Work instructions: Omit every picture while repeating the entries exactly.

The input:
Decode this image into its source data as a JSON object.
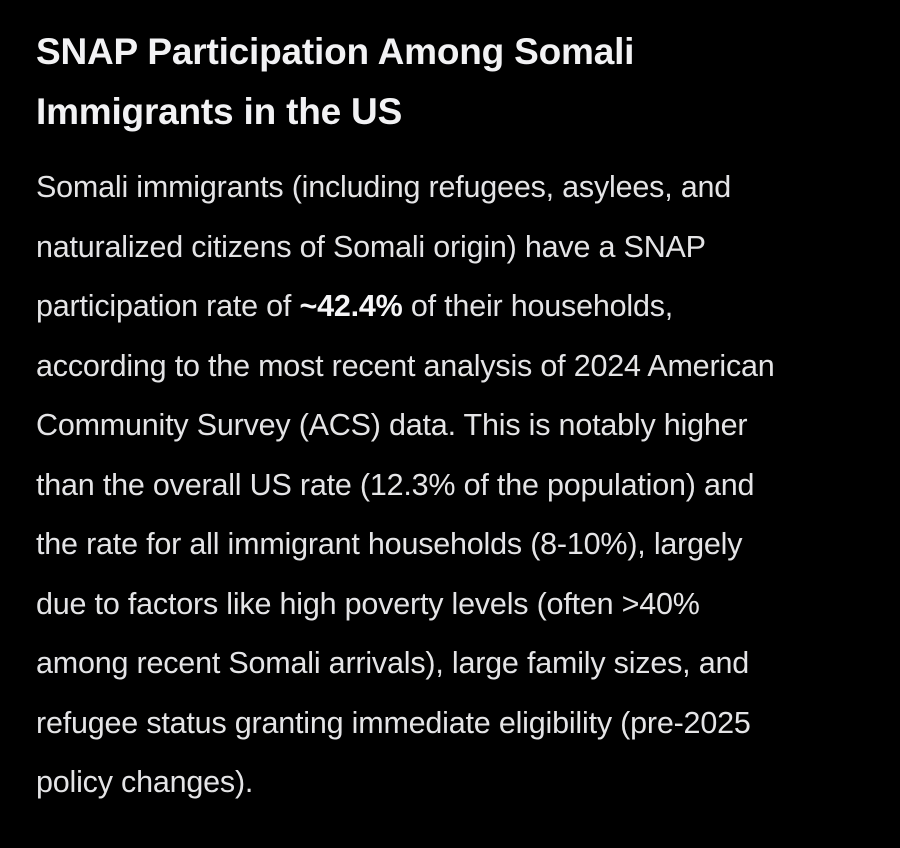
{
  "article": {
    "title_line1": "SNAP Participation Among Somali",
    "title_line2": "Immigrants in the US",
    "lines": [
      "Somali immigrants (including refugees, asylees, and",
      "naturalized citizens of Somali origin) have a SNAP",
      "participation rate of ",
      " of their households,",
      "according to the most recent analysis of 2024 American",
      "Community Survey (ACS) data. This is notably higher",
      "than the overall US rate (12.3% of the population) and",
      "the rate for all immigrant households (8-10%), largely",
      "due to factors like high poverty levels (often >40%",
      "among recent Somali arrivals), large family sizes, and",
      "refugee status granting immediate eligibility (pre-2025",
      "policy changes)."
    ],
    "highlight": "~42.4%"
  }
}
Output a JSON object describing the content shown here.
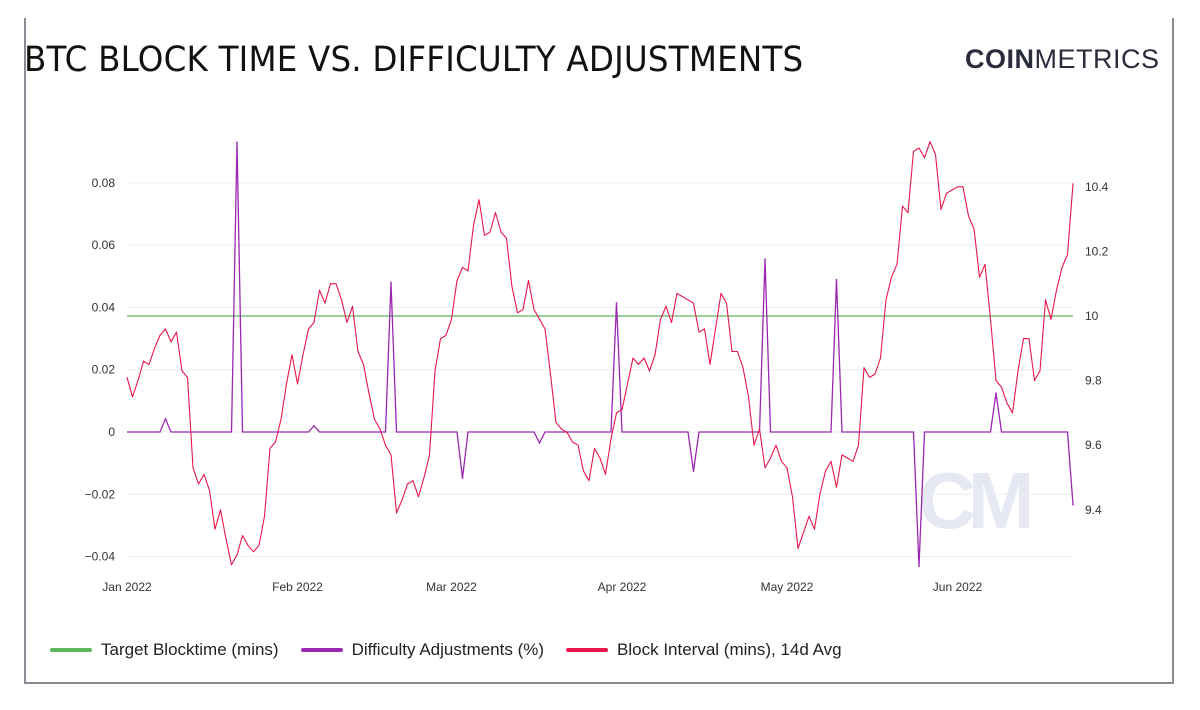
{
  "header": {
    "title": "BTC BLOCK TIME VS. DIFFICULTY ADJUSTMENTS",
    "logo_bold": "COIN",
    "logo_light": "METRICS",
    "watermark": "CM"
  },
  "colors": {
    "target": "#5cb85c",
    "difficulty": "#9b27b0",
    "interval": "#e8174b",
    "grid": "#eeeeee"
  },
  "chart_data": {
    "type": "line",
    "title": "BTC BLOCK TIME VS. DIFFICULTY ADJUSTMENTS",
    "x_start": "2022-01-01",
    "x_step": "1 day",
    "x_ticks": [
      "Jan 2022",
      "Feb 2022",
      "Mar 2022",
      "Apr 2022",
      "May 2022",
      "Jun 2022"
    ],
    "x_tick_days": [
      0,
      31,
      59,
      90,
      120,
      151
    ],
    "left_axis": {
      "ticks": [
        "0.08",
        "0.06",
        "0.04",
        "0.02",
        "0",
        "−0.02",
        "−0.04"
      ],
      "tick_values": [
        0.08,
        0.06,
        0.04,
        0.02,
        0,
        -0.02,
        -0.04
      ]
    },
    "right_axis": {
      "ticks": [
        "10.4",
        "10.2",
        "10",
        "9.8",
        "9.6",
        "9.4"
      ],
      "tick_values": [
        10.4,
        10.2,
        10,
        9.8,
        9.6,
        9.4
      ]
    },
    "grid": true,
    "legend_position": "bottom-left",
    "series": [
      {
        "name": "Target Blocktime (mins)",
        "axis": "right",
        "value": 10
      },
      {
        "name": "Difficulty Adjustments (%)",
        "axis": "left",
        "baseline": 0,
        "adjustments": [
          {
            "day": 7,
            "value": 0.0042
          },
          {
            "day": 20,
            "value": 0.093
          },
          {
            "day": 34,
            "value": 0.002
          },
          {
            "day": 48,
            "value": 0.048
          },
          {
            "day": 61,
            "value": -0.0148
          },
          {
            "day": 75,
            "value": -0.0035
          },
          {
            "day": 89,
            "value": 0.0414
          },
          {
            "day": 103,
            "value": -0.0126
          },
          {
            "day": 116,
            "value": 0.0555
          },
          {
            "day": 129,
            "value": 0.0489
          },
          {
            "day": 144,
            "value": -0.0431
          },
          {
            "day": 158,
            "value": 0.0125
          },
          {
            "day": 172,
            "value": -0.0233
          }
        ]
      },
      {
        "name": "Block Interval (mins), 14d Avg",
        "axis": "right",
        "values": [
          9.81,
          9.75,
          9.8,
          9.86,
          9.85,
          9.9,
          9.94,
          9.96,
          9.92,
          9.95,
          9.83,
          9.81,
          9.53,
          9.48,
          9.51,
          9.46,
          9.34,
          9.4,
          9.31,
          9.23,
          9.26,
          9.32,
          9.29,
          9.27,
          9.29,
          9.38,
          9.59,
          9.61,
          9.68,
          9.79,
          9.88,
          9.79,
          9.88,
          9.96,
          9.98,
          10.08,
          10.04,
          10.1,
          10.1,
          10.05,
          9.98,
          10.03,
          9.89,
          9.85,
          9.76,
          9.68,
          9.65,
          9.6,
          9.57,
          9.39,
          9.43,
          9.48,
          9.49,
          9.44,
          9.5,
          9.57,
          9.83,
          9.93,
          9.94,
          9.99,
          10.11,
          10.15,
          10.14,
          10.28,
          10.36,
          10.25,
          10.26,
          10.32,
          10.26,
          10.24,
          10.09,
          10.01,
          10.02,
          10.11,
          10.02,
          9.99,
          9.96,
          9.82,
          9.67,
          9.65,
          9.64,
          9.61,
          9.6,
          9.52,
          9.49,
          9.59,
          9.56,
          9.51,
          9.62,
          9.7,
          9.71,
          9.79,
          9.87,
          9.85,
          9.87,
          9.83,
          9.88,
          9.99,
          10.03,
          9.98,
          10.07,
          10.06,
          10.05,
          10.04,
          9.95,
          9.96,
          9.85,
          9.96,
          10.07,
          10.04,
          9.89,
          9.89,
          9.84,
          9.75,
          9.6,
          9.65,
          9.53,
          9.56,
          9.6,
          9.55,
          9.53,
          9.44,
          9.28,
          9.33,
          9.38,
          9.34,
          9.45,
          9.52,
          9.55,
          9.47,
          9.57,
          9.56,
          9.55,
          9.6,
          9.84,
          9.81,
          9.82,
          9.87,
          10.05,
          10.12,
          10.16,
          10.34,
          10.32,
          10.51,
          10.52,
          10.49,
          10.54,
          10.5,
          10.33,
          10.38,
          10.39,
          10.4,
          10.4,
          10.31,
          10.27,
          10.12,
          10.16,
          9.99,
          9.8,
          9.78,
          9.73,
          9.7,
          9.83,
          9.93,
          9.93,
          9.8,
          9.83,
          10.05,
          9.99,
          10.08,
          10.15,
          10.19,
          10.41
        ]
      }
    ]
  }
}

Answer to this task:
Decode this image into its source data as a JSON object.
{
  "article": {
    "title_line1": "SNAP Participation Among Somali",
    "title_line2": "Immigrants in the US",
    "lines": [
      "Somali immigrants (including refugees, asylees, and",
      "naturalized citizens of Somali origin) have a SNAP",
      "participation rate of ",
      " of their households,",
      "according to the most recent analysis of 2024 American",
      "Community Survey (ACS) data. This is notably higher",
      "than the overall US rate (12.3% of the population) and",
      "the rate for all immigrant households (8-10%), largely",
      "due to factors like high poverty levels (often >40%",
      "among recent Somali arrivals), large family sizes, and",
      "refugee status granting immediate eligibility (pre-2025",
      "policy changes)."
    ],
    "highlight": "~42.4%"
  }
}
Output a JSON object describing the content shown here.
{
  "header": {
    "title": "BTC BLOCK TIME VS. DIFFICULTY ADJUSTMENTS",
    "logo_bold": "COIN",
    "logo_light": "METRICS",
    "watermark": "CM"
  },
  "colors": {
    "target": "#5cb85c",
    "difficulty": "#9b27b0",
    "interval": "#e8174b",
    "grid": "#eeeeee"
  },
  "chart_data": {
    "type": "line",
    "title": "BTC BLOCK TIME VS. DIFFICULTY ADJUSTMENTS",
    "x_start": "2022-01-01",
    "x_step": "1 day",
    "x_ticks": [
      "Jan 2022",
      "Feb 2022",
      "Mar 2022",
      "Apr 2022",
      "May 2022",
      "Jun 2022"
    ],
    "x_tick_days": [
      0,
      31,
      59,
      90,
      120,
      151
    ],
    "left_axis": {
      "ticks": [
        "0.08",
        "0.06",
        "0.04",
        "0.02",
        "0",
        "−0.02",
        "−0.04"
      ],
      "tick_values": [
        0.08,
        0.06,
        0.04,
        0.02,
        0,
        -0.02,
        -0.04
      ]
    },
    "right_axis": {
      "ticks": [
        "10.4",
        "10.2",
        "10",
        "9.8",
        "9.6",
        "9.4"
      ],
      "tick_values": [
        10.4,
        10.2,
        10,
        9.8,
        9.6,
        9.4
      ]
    },
    "grid": true,
    "legend_position": "bottom-left",
    "series": [
      {
        "name": "Target Blocktime (mins)",
        "axis": "right",
        "value": 10
      },
      {
        "name": "Difficulty Adjustments (%)",
        "axis": "left",
        "baseline": 0,
        "adjustments": [
          {
            "day": 7,
            "value": 0.0042
          },
          {
            "day": 20,
            "value": 0.093
          },
          {
            "day": 34,
            "value": 0.002
          },
          {
            "day": 48,
            "value": 0.048
          },
          {
            "day": 61,
            "value": -0.0148
          },
          {
            "day": 75,
            "value": -0.0035
          },
          {
            "day": 89,
            "value": 0.0414
          },
          {
            "day": 103,
            "value": -0.0126
          },
          {
            "day": 116,
            "value": 0.0555
          },
          {
            "day": 129,
            "value": 0.0489
          },
          {
            "day": 144,
            "value": -0.0431
          },
          {
            "day": 158,
            "value": 0.0125
          },
          {
            "day": 172,
            "value": -0.0233
          }
        ]
      },
      {
        "name": "Block Interval (mins), 14d Avg",
        "axis": "right",
        "values": [
          9.81,
          9.75,
          9.8,
          9.86,
          9.85,
          9.9,
          9.94,
          9.96,
          9.92,
          9.95,
          9.83,
          9.81,
          9.53,
          9.48,
          9.51,
          9.46,
          9.34,
          9.4,
          9.31,
          9.23,
          9.26,
          9.32,
          9.29,
          9.27,
          9.29,
          9.38,
          9.59,
          9.61,
          9.68,
          9.79,
          9.88,
          9.79,
          9.88,
          9.96,
          9.98,
          10.08,
          10.04,
          10.1,
          10.1,
          10.05,
          9.98,
          10.03,
          9.89,
          9.85,
          9.76,
          9.68,
          9.65,
          9.6,
          9.57,
          9.39,
          9.43,
          9.48,
          9.49,
          9.44,
          9.5,
          9.57,
          9.83,
          9.93,
          9.94,
          9.99,
          10.11,
          10.15,
          10.14,
          10.28,
          10.36,
          10.25,
          10.26,
          10.32,
          10.26,
          10.24,
          10.09,
          10.01,
          10.02,
          10.11,
          10.02,
          9.99,
          9.96,
          9.82,
          9.67,
          9.65,
          9.64,
          9.61,
          9.6,
          9.52,
          9.49,
          9.59,
          9.56,
          9.51,
          9.62,
          9.7,
          9.71,
          9.79,
          9.87,
          9.85,
          9.87,
          9.83,
          9.88,
          9.99,
          10.03,
          9.98,
          10.07,
          10.06,
          10.05,
          10.04,
          9.95,
          9.96,
          9.85,
          9.96,
          10.07,
          10.04,
          9.89,
          9.89,
          9.84,
          9.75,
          9.6,
          9.65,
          9.53,
          9.56,
          9.6,
          9.55,
          9.53,
          9.44,
          9.28,
          9.33,
          9.38,
          9.34,
          9.45,
          9.52,
          9.55,
          9.47,
          9.57,
          9.56,
          9.55,
          9.6,
          9.84,
          9.81,
          9.82,
          9.87,
          10.05,
          10.12,
          10.16,
          10.34,
          10.32,
          10.51,
          10.52,
          10.49,
          10.54,
          10.5,
          10.33,
          10.38,
          10.39,
          10.4,
          10.4,
          10.31,
          10.27,
          10.12,
          10.16,
          9.99,
          9.8,
          9.78,
          9.73,
          9.7,
          9.83,
          9.93,
          9.93,
          9.8,
          9.83,
          10.05,
          9.99,
          10.08,
          10.15,
          10.19,
          10.41
        ]
      }
    ]
  }
}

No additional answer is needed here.